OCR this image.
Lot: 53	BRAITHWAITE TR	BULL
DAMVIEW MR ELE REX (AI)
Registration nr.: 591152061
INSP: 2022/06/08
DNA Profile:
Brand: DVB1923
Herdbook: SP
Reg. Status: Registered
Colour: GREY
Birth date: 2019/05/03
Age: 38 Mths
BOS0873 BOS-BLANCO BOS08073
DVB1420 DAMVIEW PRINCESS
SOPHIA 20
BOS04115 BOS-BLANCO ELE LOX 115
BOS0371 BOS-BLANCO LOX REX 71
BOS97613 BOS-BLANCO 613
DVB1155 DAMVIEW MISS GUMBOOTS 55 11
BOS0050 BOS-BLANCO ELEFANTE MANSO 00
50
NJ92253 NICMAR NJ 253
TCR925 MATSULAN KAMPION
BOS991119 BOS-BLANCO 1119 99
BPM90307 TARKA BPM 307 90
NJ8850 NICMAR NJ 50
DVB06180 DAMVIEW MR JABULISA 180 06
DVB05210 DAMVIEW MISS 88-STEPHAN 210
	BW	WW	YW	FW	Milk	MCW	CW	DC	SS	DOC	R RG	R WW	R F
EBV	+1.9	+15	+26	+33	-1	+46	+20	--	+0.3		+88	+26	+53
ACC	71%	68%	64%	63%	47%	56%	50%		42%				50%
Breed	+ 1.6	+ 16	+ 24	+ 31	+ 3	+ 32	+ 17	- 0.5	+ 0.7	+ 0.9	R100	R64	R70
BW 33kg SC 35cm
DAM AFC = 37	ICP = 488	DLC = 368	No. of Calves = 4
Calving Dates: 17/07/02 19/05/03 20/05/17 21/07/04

========================

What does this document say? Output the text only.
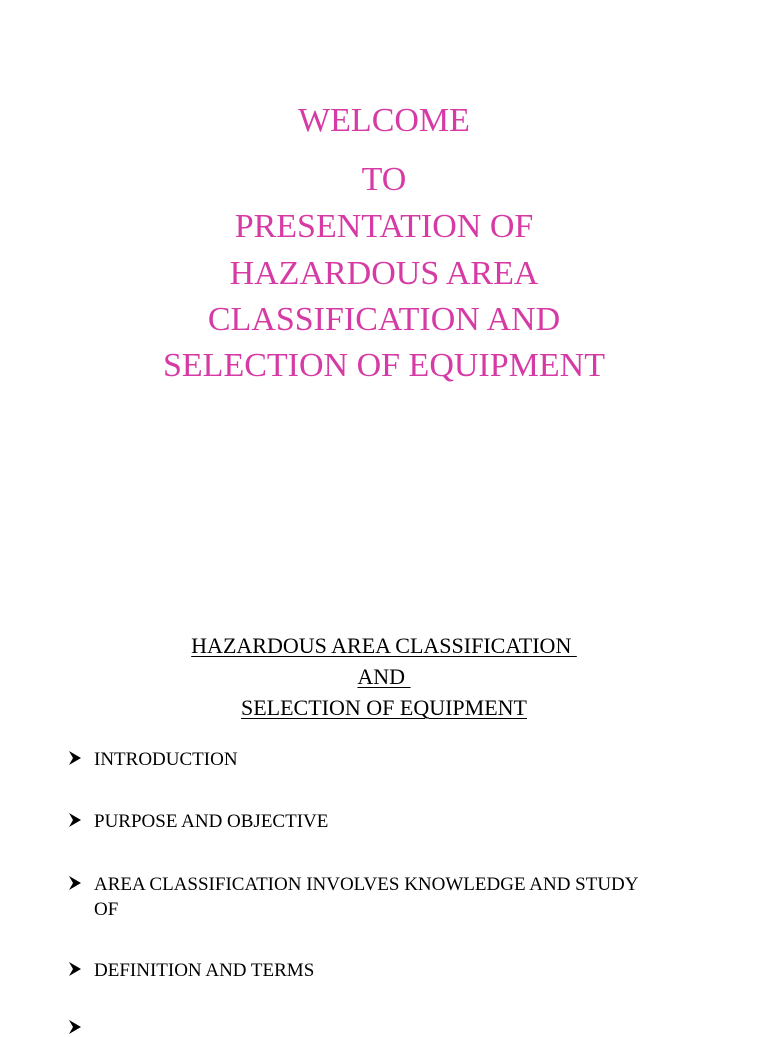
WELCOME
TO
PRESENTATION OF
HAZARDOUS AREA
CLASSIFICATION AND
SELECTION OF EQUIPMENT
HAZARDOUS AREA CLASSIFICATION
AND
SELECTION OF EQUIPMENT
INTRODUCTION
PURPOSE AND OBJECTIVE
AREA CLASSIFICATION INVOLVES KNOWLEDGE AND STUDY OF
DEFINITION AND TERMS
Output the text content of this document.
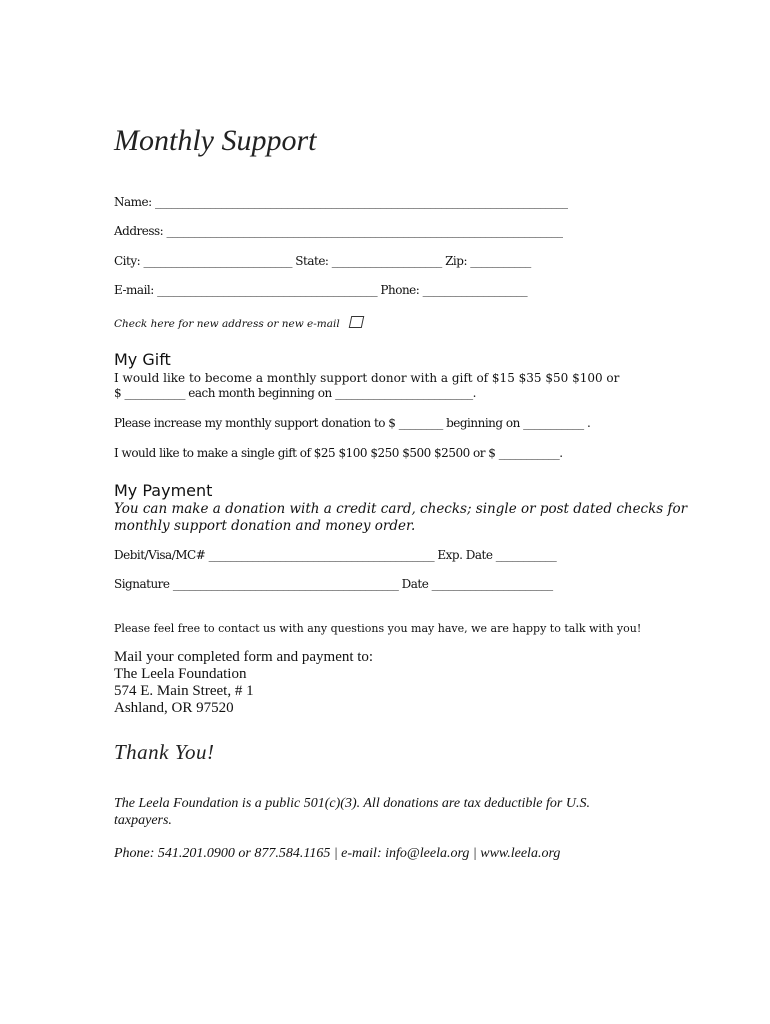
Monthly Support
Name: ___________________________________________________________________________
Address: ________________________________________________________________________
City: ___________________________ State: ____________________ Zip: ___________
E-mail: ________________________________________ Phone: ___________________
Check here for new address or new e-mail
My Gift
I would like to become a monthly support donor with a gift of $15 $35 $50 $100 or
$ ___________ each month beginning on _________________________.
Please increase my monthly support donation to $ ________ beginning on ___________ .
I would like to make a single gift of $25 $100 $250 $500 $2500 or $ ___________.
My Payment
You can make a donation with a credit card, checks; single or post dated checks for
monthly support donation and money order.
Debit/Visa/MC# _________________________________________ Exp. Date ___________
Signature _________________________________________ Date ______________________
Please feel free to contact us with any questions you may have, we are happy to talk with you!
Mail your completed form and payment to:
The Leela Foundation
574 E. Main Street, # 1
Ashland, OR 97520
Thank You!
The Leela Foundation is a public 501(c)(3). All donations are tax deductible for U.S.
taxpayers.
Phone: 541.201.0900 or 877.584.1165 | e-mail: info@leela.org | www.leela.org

========================

**What you have to do:** Find the lines containing "HAZARDOUS" and list every one of them.

**Finished exercise:**
HAZARDOUS AREA
HAZARDOUS AREA CLASSIFICATION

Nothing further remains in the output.